In full and without alteration, repeat the material.

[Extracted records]
_ _ _ _

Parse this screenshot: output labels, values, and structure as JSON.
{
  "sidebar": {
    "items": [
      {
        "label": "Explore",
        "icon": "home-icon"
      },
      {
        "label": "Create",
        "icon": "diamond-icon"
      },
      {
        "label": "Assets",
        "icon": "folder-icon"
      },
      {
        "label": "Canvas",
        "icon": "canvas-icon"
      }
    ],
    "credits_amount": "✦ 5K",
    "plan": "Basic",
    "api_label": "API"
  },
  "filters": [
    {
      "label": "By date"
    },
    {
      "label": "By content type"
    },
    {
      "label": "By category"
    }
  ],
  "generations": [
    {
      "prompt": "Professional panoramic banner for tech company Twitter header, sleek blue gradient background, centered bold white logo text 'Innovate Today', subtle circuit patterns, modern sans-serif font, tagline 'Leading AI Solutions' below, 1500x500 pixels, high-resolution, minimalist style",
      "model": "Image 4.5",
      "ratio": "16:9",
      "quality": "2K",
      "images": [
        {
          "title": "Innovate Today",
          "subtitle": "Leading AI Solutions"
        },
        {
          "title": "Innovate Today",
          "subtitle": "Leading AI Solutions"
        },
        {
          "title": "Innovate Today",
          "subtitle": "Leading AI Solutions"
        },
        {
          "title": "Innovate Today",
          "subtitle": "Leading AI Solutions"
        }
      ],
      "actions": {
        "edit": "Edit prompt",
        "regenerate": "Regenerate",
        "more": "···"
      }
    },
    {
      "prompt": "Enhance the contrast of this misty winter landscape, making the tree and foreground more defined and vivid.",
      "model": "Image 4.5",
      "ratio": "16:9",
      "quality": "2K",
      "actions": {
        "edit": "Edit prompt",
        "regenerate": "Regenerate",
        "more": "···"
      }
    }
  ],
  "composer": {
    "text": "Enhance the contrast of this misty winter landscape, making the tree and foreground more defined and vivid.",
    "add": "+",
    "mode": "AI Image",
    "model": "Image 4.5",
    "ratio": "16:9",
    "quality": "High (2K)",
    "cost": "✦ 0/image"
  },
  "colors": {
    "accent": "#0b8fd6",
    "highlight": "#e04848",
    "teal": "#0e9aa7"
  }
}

_ _ _ _

TASK SOLUTION:
Parse this screenshot: output labels, values, and structure as JSON.
{
  "sidebar": {
    "items": [
      {
        "label": "Explore",
        "icon": "home-icon"
      },
      {
        "label": "Create",
        "icon": "diamond-icon"
      },
      {
        "label": "Assets",
        "icon": "folder-icon"
      },
      {
        "label": "Canvas",
        "icon": "canvas-icon"
      }
    ],
    "credits_amount": "✦ 5K",
    "plan": "Basic",
    "api_label": "API"
  },
  "filters": [
    {
      "label": "By date"
    },
    {
      "label": "By content type"
    },
    {
      "label": "By category"
    }
  ],
  "generations": [
    {
      "prompt": "Professional panoramic banner for tech company Twitter header, sleek blue gradient background, centered bold white logo text 'Innovate Today', subtle circuit patterns, modern sans-serif font, tagline 'Leading AI Solutions' below, 1500x500 pixels, high-resolution, minimalist style",
      "model": "Image 4.5",
      "ratio": "16:9",
      "quality": "2K",
      "images": [
        {
          "title": "Innovate Today",
          "subtitle": "Leading AI Solutions"
        },
        {
          "title": "Innovate Today",
          "subtitle": "Leading AI Solutions"
        },
        {
          "title": "Innovate Today",
          "subtitle": "Leading AI Solutions"
        },
        {
          "title": "Innovate Today",
          "subtitle": "Leading AI Solutions"
        }
      ],
      "actions": {
        "edit": "Edit prompt",
        "regenerate": "Regenerate",
        "more": "···"
      }
    },
    {
      "prompt": "Enhance the contrast of this misty winter landscape, making the tree and foreground more defined and vivid.",
      "model": "Image 4.5",
      "ratio": "16:9",
      "quality": "2K",
      "actions": {
        "edit": "Edit prompt",
        "regenerate": "Regenerate",
        "more": "···"
      }
    }
  ],
  "composer": {
    "text": "Enhance the contrast of this misty winter landscape, making the tree and foreground more defined and vivid.",
    "add": "+",
    "mode": "AI Image",
    "model": "Image 4.5",
    "ratio": "16:9",
    "quality": "High (2K)",
    "cost": "✦ 0/image"
  },
  "colors": {
    "accent": "#0b8fd6",
    "highlight": "#e04848",
    "teal": "#0e9aa7"
  }
}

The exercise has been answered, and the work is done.